---- Available records
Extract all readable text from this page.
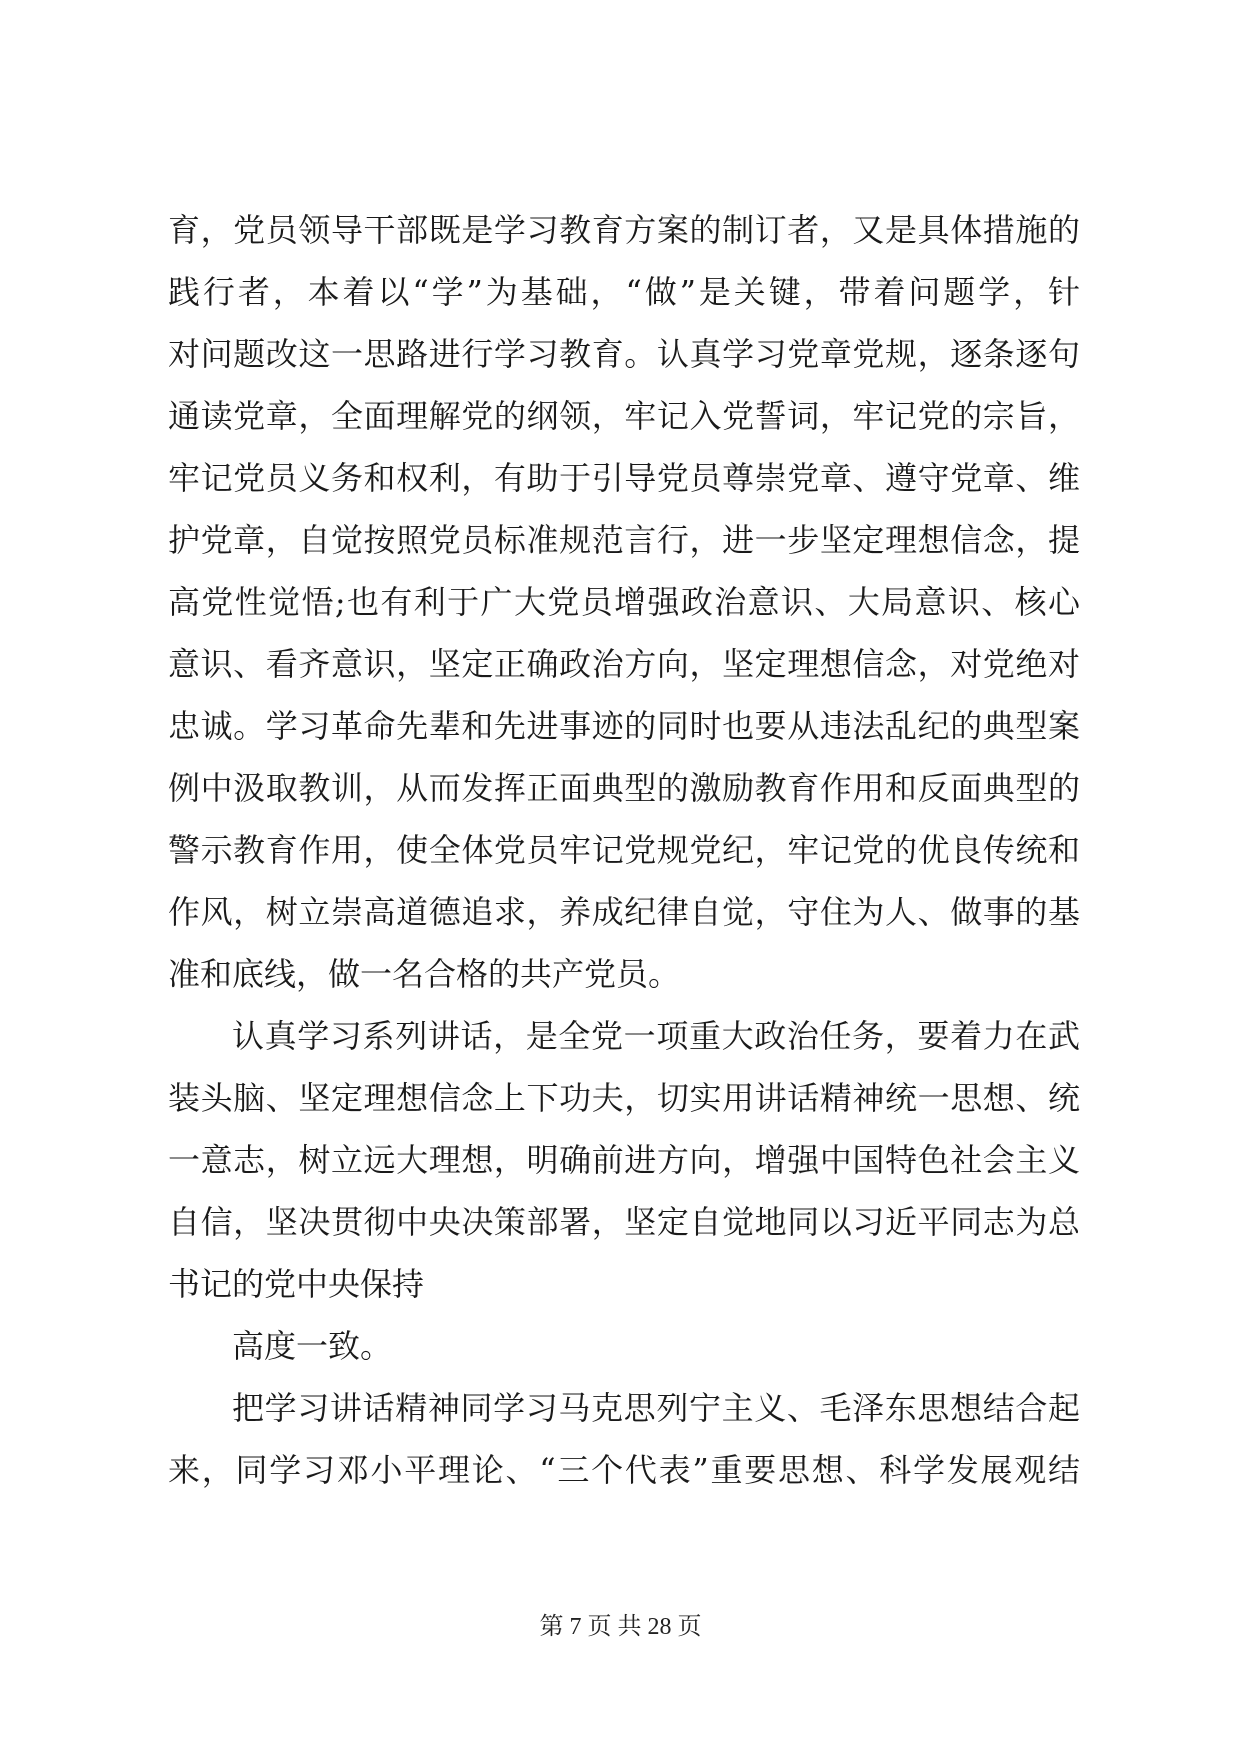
育，党员领导干部既是学习教育方案的制订者，又是具体措施的
践行者，本着以“学”为基础，“做”是关键，带着问题学，针
对问题改这一思路进行学习教育。认真学习党章党规，逐条逐句
通读党章，全面理解党的纲领，牢记入党誓词，牢记党的宗旨，
牢记党员义务和权利，有助于引导党员尊崇党章、遵守党章、维
护党章，自觉按照党员标准规范言行，进一步坚定理想信念，提
高党性觉悟;也有利于广大党员增强政治意识、大局意识、核心
意识、看齐意识，坚定正确政治方向，坚定理想信念，对党绝对
忠诚。学习革命先辈和先进事迹的同时也要从违法乱纪的典型案
例中汲取教训，从而发挥正面典型的激励教育作用和反面典型的
警示教育作用，使全体党员牢记党规党纪，牢记党的优良传统和
作风，树立崇高道德追求，养成纪律自觉，守住为人、做事的基
准和底线，做一名合格的共产党员。
认真学习系列讲话，是全党一项重大政治任务，要着力在武
装头脑、坚定理想信念上下功夫，切实用讲话精神统一思想、统
一意志，树立远大理想，明确前进方向，增强中国特色社会主义
自信，坚决贯彻中央决策部署，坚定自觉地同以习近平同志为总
书记的党中央保持
高度一致。
把学习讲话精神同学习马克思列宁主义、毛泽东思想结合起
来，同学习邓小平理论、“三个代表”重要思想、科学发展观结
第 7 页 共 28 页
--------
_Job_
Write out all the records again, exactly, minus any pictures.

_Final result_
Extract all readable text from this page.
育，党员领导干部既是学习教育方案的制订者，又是具体措施的
践行者，本着以“学”为基础，“做”是关键，带着问题学，针
对问题改这一思路进行学习教育。认真学习党章党规，逐条逐句
通读党章，全面理解党的纲领，牢记入党誓词，牢记党的宗旨，
牢记党员义务和权利，有助于引导党员尊崇党章、遵守党章、维
护党章，自觉按照党员标准规范言行，进一步坚定理想信念，提
高党性觉悟;也有利于广大党员增强政治意识、大局意识、核心
意识、看齐意识，坚定正确政治方向，坚定理想信念，对党绝对
忠诚。学习革命先辈和先进事迹的同时也要从违法乱纪的典型案
例中汲取教训，从而发挥正面典型的激励教育作用和反面典型的
警示教育作用，使全体党员牢记党规党纪，牢记党的优良传统和
作风，树立崇高道德追求，养成纪律自觉，守住为人、做事的基
准和底线，做一名合格的共产党员。
认真学习系列讲话，是全党一项重大政治任务，要着力在武
装头脑、坚定理想信念上下功夫，切实用讲话精神统一思想、统
一意志，树立远大理想，明确前进方向，增强中国特色社会主义
自信，坚决贯彻中央决策部署，坚定自觉地同以习近平同志为总
书记的党中央保持
高度一致。
把学习讲话精神同学习马克思列宁主义、毛泽东思想结合起
来，同学习邓小平理论、“三个代表”重要思想、科学发展观结
第 7 页 共 28 页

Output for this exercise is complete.